Exercise goal:
Verbatim output of all the material below is required.

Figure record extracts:
* Begin *
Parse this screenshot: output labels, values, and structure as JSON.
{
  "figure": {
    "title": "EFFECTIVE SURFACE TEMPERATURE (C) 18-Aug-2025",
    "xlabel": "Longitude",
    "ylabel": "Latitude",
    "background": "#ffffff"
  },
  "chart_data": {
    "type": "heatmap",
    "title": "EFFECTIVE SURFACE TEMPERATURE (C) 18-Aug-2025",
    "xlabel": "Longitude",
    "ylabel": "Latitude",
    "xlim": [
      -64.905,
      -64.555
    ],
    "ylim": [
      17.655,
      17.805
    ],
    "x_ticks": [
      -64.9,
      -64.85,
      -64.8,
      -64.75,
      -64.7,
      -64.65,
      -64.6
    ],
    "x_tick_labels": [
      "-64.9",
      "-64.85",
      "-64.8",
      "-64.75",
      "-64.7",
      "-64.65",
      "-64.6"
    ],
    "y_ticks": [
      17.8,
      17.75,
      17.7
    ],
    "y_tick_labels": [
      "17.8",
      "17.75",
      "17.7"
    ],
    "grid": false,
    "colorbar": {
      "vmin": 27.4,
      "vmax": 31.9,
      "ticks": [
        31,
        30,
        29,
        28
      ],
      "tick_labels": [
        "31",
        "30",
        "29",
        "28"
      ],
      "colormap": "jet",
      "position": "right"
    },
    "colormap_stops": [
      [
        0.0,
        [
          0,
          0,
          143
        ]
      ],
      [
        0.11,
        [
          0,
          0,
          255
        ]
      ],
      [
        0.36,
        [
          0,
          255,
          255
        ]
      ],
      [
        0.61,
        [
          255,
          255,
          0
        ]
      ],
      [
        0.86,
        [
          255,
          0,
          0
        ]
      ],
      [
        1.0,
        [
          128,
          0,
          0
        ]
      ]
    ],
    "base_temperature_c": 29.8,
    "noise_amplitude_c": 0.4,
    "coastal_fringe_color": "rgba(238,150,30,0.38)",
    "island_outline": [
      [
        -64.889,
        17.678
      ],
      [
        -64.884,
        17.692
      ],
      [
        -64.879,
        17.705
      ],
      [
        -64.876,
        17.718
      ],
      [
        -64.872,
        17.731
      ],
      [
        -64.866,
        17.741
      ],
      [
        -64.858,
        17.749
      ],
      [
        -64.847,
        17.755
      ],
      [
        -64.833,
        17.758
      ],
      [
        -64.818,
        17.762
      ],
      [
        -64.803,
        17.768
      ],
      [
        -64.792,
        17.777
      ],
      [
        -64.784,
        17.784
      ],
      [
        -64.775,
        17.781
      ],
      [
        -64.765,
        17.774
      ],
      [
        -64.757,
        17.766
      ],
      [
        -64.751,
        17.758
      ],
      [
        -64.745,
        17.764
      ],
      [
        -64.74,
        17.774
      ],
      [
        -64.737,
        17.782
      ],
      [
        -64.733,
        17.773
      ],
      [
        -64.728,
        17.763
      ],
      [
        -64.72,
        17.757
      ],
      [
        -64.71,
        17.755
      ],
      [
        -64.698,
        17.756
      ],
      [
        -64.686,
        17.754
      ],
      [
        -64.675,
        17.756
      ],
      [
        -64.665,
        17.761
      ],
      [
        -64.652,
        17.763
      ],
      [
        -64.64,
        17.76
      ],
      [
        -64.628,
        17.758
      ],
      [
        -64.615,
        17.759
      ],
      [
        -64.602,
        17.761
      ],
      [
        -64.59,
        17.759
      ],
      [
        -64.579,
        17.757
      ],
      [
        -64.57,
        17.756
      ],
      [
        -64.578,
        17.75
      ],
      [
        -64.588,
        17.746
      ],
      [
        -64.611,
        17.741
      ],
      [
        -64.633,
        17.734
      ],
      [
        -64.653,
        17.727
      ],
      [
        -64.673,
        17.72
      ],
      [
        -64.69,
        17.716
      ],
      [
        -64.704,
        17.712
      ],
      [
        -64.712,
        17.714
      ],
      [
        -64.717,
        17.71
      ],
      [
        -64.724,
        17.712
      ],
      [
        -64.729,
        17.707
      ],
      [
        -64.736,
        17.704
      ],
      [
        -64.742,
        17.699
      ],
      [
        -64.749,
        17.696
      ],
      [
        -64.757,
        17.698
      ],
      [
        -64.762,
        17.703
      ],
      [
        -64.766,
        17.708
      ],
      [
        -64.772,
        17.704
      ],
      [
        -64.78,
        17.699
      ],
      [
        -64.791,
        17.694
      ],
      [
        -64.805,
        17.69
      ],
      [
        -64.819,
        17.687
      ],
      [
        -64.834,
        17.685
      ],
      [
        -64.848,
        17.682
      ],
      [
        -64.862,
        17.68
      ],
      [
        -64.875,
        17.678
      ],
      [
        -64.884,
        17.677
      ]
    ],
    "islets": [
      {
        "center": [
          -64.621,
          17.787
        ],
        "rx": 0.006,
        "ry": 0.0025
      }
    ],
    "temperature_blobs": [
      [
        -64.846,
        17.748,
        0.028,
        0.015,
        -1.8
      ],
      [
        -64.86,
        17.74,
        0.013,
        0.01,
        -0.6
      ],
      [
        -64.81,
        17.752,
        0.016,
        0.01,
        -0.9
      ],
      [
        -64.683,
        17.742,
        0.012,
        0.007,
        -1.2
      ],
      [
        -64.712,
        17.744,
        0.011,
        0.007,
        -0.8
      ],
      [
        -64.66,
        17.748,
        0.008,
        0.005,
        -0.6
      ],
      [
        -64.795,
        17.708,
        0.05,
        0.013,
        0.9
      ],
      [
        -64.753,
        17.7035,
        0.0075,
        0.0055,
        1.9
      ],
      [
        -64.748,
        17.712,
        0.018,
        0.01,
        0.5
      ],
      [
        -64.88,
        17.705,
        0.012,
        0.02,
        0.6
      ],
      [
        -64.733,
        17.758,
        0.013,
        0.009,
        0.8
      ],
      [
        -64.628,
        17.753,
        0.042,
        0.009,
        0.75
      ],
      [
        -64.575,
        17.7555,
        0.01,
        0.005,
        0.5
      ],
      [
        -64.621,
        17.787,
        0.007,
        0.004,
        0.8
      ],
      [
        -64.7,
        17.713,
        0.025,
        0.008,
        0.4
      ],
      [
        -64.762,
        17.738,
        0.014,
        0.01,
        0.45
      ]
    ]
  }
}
* End *
Exercise answer:
Parse this screenshot: output labels, values, and structure as JSON.
{
  "figure": {
    "title": "EFFECTIVE SURFACE TEMPERATURE (C) 18-Aug-2025",
    "xlabel": "Longitude",
    "ylabel": "Latitude",
    "background": "#ffffff"
  },
  "chart_data": {
    "type": "heatmap",
    "title": "EFFECTIVE SURFACE TEMPERATURE (C) 18-Aug-2025",
    "xlabel": "Longitude",
    "ylabel": "Latitude",
    "xlim": [
      -64.905,
      -64.555
    ],
    "ylim": [
      17.655,
      17.805
    ],
    "x_ticks": [
      -64.9,
      -64.85,
      -64.8,
      -64.75,
      -64.7,
      -64.65,
      -64.6
    ],
    "x_tick_labels": [
      "-64.9",
      "-64.85",
      "-64.8",
      "-64.75",
      "-64.7",
      "-64.65",
      "-64.6"
    ],
    "y_ticks": [
      17.8,
      17.75,
      17.7
    ],
    "y_tick_labels": [
      "17.8",
      "17.75",
      "17.7"
    ],
    "grid": false,
    "colorbar": {
      "vmin": 27.4,
      "vmax": 31.9,
      "ticks": [
        31,
        30,
        29,
        28
      ],
      "tick_labels": [
        "31",
        "30",
        "29",
        "28"
      ],
      "colormap": "jet",
      "position": "right"
    },
    "colormap_stops": [
      [
        0.0,
        [
          0,
          0,
          143
        ]
      ],
      [
        0.11,
        [
          0,
          0,
          255
        ]
      ],
      [
        0.36,
        [
          0,
          255,
          255
        ]
      ],
      [
        0.61,
        [
          255,
          255,
          0
        ]
      ],
      [
        0.86,
        [
          255,
          0,
          0
        ]
      ],
      [
        1.0,
        [
          128,
          0,
          0
        ]
      ]
    ],
    "base_temperature_c": 29.8,
    "noise_amplitude_c": 0.4,
    "coastal_fringe_color": "rgba(238,150,30,0.38)",
    "island_outline": [
      [
        -64.889,
        17.678
      ],
      [
        -64.884,
        17.692
      ],
      [
        -64.879,
        17.705
      ],
      [
        -64.876,
        17.718
      ],
      [
        -64.872,
        17.731
      ],
      [
        -64.866,
        17.741
      ],
      [
        -64.858,
        17.749
      ],
      [
        -64.847,
        17.755
      ],
      [
        -64.833,
        17.758
      ],
      [
        -64.818,
        17.762
      ],
      [
        -64.803,
        17.768
      ],
      [
        -64.792,
        17.777
      ],
      [
        -64.784,
        17.784
      ],
      [
        -64.775,
        17.781
      ],
      [
        -64.765,
        17.774
      ],
      [
        -64.757,
        17.766
      ],
      [
        -64.751,
        17.758
      ],
      [
        -64.745,
        17.764
      ],
      [
        -64.74,
        17.774
      ],
      [
        -64.737,
        17.782
      ],
      [
        -64.733,
        17.773
      ],
      [
        -64.728,
        17.763
      ],
      [
        -64.72,
        17.757
      ],
      [
        -64.71,
        17.755
      ],
      [
        -64.698,
        17.756
      ],
      [
        -64.686,
        17.754
      ],
      [
        -64.675,
        17.756
      ],
      [
        -64.665,
        17.761
      ],
      [
        -64.652,
        17.763
      ],
      [
        -64.64,
        17.76
      ],
      [
        -64.628,
        17.758
      ],
      [
        -64.615,
        17.759
      ],
      [
        -64.602,
        17.761
      ],
      [
        -64.59,
        17.759
      ],
      [
        -64.579,
        17.757
      ],
      [
        -64.57,
        17.756
      ],
      [
        -64.578,
        17.75
      ],
      [
        -64.588,
        17.746
      ],
      [
        -64.611,
        17.741
      ],
      [
        -64.633,
        17.734
      ],
      [
        -64.653,
        17.727
      ],
      [
        -64.673,
        17.72
      ],
      [
        -64.69,
        17.716
      ],
      [
        -64.704,
        17.712
      ],
      [
        -64.712,
        17.714
      ],
      [
        -64.717,
        17.71
      ],
      [
        -64.724,
        17.712
      ],
      [
        -64.729,
        17.707
      ],
      [
        -64.736,
        17.704
      ],
      [
        -64.742,
        17.699
      ],
      [
        -64.749,
        17.696
      ],
      [
        -64.757,
        17.698
      ],
      [
        -64.762,
        17.703
      ],
      [
        -64.766,
        17.708
      ],
      [
        -64.772,
        17.704
      ],
      [
        -64.78,
        17.699
      ],
      [
        -64.791,
        17.694
      ],
      [
        -64.805,
        17.69
      ],
      [
        -64.819,
        17.687
      ],
      [
        -64.834,
        17.685
      ],
      [
        -64.848,
        17.682
      ],
      [
        -64.862,
        17.68
      ],
      [
        -64.875,
        17.678
      ],
      [
        -64.884,
        17.677
      ]
    ],
    "islets": [
      {
        "center": [
          -64.621,
          17.787
        ],
        "rx": 0.006,
        "ry": 0.0025
      }
    ],
    "temperature_blobs": [
      [
        -64.846,
        17.748,
        0.028,
        0.015,
        -1.8
      ],
      [
        -64.86,
        17.74,
        0.013,
        0.01,
        -0.6
      ],
      [
        -64.81,
        17.752,
        0.016,
        0.01,
        -0.9
      ],
      [
        -64.683,
        17.742,
        0.012,
        0.007,
        -1.2
      ],
      [
        -64.712,
        17.744,
        0.011,
        0.007,
        -0.8
      ],
      [
        -64.66,
        17.748,
        0.008,
        0.005,
        -0.6
      ],
      [
        -64.795,
        17.708,
        0.05,
        0.013,
        0.9
      ],
      [
        -64.753,
        17.7035,
        0.0075,
        0.0055,
        1.9
      ],
      [
        -64.748,
        17.712,
        0.018,
        0.01,
        0.5
      ],
      [
        -64.88,
        17.705,
        0.012,
        0.02,
        0.6
      ],
      [
        -64.733,
        17.758,
        0.013,
        0.009,
        0.8
      ],
      [
        -64.628,
        17.753,
        0.042,
        0.009,
        0.75
      ],
      [
        -64.575,
        17.7555,
        0.01,
        0.005,
        0.5
      ],
      [
        -64.621,
        17.787,
        0.007,
        0.004,
        0.8
      ],
      [
        -64.7,
        17.713,
        0.025,
        0.008,
        0.4
      ],
      [
        -64.762,
        17.738,
        0.014,
        0.01,
        0.45
      ]
    ]
  }
}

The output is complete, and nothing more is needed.